Items from a data source:
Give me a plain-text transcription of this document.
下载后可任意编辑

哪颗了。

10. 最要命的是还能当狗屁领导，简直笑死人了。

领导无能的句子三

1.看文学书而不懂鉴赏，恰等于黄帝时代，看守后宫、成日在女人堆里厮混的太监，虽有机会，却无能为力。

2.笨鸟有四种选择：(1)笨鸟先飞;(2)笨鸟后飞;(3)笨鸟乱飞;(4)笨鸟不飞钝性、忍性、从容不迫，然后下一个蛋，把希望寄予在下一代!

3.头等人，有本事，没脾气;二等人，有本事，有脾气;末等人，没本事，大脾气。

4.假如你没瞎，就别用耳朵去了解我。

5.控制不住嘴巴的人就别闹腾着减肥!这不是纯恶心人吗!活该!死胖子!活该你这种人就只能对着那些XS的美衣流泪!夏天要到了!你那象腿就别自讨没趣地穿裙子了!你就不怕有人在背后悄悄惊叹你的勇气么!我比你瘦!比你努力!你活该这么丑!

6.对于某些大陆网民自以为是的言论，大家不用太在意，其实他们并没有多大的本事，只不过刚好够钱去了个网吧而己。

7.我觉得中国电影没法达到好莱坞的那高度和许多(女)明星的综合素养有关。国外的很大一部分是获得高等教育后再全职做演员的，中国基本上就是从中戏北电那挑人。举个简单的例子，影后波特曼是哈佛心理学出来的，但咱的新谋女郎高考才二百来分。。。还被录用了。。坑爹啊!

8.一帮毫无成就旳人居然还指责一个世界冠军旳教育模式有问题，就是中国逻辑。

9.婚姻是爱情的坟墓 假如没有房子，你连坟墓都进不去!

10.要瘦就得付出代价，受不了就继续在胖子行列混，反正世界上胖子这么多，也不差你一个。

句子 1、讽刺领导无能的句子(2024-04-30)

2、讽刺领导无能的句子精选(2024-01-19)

GOAL » Each record above should be output again exactly.

FULL SOLUTION »
Give me a plain-text transcription of this document.
下载后可任意编辑

哪颗了。

10. 最要命的是还能当狗屁领导，简直笑死人了。

领导无能的句子三

1.看文学书而不懂鉴赏，恰等于黄帝时代，看守后宫、成日在女人堆里厮混的太监，虽有机会，却无能为力。

2.笨鸟有四种选择：(1)笨鸟先飞;(2)笨鸟后飞;(3)笨鸟乱飞;(4)笨鸟不飞钝性、忍性、从容不迫，然后下一个蛋，把希望寄予在下一代!

3.头等人，有本事，没脾气;二等人，有本事，有脾气;末等人，没本事，大脾气。

4.假如你没瞎，就别用耳朵去了解我。

5.控制不住嘴巴的人就别闹腾着减肥!这不是纯恶心人吗!活该!死胖子!活该你这种人就只能对着那些XS的美衣流泪!夏天要到了!你那象腿就别自讨没趣地穿裙子了!你就不怕有人在背后悄悄惊叹你的勇气么!我比你瘦!比你努力!你活该这么丑!

6.对于某些大陆网民自以为是的言论，大家不用太在意，其实他们并没有多大的本事，只不过刚好够钱去了个网吧而己。

7.我觉得中国电影没法达到好莱坞的那高度和许多(女)明星的综合素养有关。国外的很大一部分是获得高等教育后再全职做演员的，中国基本上就是从中戏北电那挑人。举个简单的例子，影后波特曼是哈佛心理学出来的，但咱的新谋女郎高考才二百来分。。。还被录用了。。坑爹啊!

8.一帮毫无成就旳人居然还指责一个世界冠军旳教育模式有问题，就是中国逻辑。

9.婚姻是爱情的坟墓 假如没有房子，你连坟墓都进不去!

10.要瘦就得付出代价，受不了就继续在胖子行列混，反正世界上胖子这么多，也不差你一个。

句子 1、讽刺领导无能的句子(2024-04-30)

2、讽刺领导无能的句子精选(2024-01-19)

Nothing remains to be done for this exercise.